● **Texto para leer**:

Este «canal muy seguro» era indudablemente don Melchor de Macanáz, que en este tiempo había pasado a París, y a quien ordenaron los reyes que no perdiese de vista a la infanta, según él mismo nos informa en sus Memorias manuscritas, tomo II, p. 351.– Es notable que estando Macanáz desterrado, siguiera el rey confiándole comisiones de tanta confianza; y aun a muy poco de esto le envió al congreso de Cambray, que halló ya disuelto a causa de la paz que Riperdá, «el loco de Riperdá,» como él dice, había hecho con el emperador, y que daremos a conocer muy en breve.

{8} Belando, Historia Civil, parte IV, c. 66.– San Felipe, Comentarios, tomo II.– Cuéntanse varias anécdotas con motivo de este suceso. El rey don Felipe se negó por dos veces a recibir las cartas de Luis XV y del duque de Borbón disculpando el envío de la infanta; y dicen que la reina, cuando se presentó a anunciar aquella nueva el abate Livry (porque Tessé había sido llamado a París), pisoteó un retrato de Luis XV que llevaba en la pulsera, diciendo: «Los Borbones son una raza de Diablos.» Mas recordando en el momento que su marido era también Borbón, añadió: «Excepto V. M.»

Refiérese también, que habiendo la reina arrancado de Felipe un decreto mandando salir de España todos los franceses sin distinción, el rey discurrió un ingenioso medio para calmar la irritación de su esposa, que fue el de mandar a los de su servidumbre que prepararan baúles y cofres como para emprender un largo viaje, y que como esto llamara la atención de la reina y preguntara la causa de aquellos preparativos le contestó el rey: «¿No se ha dado un decreto para que todos los franceses salgan de España? Pues bien, como yo soy también francés, tengo que irme como los demás.» Sonriose, dicen, la reina, y la chanza produjo la revocación de la orden.

Añaden igualmente que quejándose amargamente la reina con el embajador inglés Stanhope del ultraje que el duque de Borbón le hacía, dijo: «Ese infame tuerto ha insultado a mi hija, porque el rey no ha querido hacer grande de España al marido de su manceba.»– Memorias de San Simón y de Montegón, y Comunicaciones de Stanhope y de Keene.

● **Material mostrado**:
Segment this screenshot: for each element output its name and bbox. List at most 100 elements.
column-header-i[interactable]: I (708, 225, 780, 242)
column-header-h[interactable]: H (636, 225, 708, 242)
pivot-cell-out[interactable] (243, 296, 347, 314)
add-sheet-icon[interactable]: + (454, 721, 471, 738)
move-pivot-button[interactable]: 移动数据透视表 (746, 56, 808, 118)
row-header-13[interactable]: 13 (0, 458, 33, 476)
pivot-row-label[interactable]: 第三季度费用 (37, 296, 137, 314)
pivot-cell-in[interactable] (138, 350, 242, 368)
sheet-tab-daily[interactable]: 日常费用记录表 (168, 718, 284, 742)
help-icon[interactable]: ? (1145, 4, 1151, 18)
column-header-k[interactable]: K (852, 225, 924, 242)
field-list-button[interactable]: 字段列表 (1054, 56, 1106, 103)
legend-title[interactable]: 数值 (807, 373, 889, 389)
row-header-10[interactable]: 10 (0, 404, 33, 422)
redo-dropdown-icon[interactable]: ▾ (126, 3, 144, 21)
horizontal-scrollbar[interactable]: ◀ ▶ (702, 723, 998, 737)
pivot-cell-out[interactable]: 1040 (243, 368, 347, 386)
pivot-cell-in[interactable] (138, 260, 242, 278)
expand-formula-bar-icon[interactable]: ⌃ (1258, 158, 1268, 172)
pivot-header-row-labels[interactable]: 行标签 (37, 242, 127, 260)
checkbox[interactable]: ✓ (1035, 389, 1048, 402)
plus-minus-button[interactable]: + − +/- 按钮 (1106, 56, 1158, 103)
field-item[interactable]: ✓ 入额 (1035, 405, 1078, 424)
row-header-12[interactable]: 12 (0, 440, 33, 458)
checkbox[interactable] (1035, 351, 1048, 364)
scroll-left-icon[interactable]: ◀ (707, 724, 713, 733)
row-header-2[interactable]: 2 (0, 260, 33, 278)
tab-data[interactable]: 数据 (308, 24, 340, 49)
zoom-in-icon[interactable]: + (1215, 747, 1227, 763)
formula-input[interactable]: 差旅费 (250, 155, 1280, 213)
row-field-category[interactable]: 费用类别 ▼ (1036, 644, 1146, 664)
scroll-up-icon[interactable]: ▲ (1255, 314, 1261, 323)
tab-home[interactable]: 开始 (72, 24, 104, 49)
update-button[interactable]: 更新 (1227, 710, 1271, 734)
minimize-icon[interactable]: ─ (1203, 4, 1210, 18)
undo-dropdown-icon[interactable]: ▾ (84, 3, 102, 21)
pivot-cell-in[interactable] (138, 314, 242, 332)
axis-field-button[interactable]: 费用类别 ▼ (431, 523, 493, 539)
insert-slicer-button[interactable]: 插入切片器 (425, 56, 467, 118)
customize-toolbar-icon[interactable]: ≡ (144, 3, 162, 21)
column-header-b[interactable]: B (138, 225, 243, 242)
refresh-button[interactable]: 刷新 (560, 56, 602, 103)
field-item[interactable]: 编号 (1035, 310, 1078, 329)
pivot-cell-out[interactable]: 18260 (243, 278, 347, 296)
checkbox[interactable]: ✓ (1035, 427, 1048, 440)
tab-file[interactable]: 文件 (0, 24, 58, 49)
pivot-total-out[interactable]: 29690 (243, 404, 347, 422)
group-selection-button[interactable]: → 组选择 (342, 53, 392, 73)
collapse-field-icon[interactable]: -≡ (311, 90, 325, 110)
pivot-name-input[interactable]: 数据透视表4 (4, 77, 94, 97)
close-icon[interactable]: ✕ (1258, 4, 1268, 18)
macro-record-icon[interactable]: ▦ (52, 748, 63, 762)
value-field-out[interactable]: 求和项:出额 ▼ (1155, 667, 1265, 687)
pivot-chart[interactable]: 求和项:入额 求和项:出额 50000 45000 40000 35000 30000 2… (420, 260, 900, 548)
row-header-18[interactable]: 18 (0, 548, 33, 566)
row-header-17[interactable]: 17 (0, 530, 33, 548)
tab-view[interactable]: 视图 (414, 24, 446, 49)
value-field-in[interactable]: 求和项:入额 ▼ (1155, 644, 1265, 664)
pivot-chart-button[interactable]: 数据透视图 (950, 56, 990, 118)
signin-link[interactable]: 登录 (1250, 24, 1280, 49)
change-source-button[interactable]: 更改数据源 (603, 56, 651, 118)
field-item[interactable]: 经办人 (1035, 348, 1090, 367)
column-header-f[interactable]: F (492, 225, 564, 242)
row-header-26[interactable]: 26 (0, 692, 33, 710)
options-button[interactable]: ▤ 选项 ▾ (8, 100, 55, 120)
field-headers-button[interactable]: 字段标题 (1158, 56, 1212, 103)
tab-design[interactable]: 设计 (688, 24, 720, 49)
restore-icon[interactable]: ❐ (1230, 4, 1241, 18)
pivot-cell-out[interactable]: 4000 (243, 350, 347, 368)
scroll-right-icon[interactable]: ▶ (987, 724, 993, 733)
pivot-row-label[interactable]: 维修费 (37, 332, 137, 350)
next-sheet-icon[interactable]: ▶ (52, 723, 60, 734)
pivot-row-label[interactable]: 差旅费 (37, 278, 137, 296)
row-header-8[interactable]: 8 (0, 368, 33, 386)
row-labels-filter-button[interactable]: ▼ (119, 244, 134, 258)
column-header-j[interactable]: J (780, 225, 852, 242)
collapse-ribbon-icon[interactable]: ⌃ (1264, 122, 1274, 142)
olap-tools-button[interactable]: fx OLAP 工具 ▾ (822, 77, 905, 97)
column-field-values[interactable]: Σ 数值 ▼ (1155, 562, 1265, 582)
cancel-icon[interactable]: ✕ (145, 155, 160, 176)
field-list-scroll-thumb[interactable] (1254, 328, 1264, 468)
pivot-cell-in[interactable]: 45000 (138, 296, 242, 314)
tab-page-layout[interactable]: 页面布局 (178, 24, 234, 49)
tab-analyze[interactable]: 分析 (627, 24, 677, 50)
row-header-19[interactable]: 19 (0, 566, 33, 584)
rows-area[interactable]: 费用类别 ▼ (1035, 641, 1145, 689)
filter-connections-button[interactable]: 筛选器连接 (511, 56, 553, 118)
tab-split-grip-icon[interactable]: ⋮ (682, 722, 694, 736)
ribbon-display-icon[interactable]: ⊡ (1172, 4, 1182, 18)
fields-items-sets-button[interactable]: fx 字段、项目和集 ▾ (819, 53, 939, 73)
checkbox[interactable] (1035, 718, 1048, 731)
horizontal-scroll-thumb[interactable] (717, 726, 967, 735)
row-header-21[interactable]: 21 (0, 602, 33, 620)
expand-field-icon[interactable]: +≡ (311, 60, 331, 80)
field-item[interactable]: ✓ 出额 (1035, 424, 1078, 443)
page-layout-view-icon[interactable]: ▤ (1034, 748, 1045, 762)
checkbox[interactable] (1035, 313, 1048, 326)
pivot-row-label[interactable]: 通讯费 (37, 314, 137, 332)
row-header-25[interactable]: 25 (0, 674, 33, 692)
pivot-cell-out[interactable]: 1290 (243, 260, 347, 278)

● **Instrucciones**:
(a) En el texto sobre el envío de la infanta, ¿qué hizo la reina con el retrato de Luis XV que llevaba en la pulsera?
(b) Sigue escribiendo el texto sobre el envío de la infanta a partir de su última frase.

● **Respuestas**:
(a) Lo pisoteó.

(b)
{9} Colección de Tratados de Paz.– Belando, Historia Civil, parte IV, c. 67 a 70.– San Felipe, Comentarios, tomo II.– Memorias políticas y militares, Apéndices, 1 a 4.

{10} «Si la Francia sostiene al rey Jorge (solía decir), sabemos cómo colocar al Pretendiente sobre aquel trono.»– Y hablando de Gibraltar: «No ignoramos que esta fortaleza es inconquistable, pero tenemos tomadas medidas para obligar a Inglaterra a devolvérnosla.» Y como se le hiciese notar que convendría ocultar tales designios, respondía: «Sé lo que digo, y lo digo para que se pueda divulgar.»– Vida de Riperdá.– Memorias políticas y militares, Continuación de los Comentarios de San Felipe.

{11} Relación de las negociaciones celebradas entre Inglaterra y España desde el tratado de Viena hasta diciembre de 1727.– Memorias de Walpole.– Cartas de Stanhope a lord Townshend.– Rousset, tomo II.– Belando, Historia civil, parte IV, c. 70.– Vida de Riperdá.– Campo-Raso, Memorias políticas y militares para servir de continuación a los Comentarios del marqués de San Felipe, discurso preliminar.

{12} En traje de correo, dice Campo Raso que se presentó a los reyes, sin hacer caso del marqués de Grimaldo que salía cuando él entraba. La conferencia, añade, fue dilatada, y se dieron en ella grandes elogios al autor del tratado de Viena.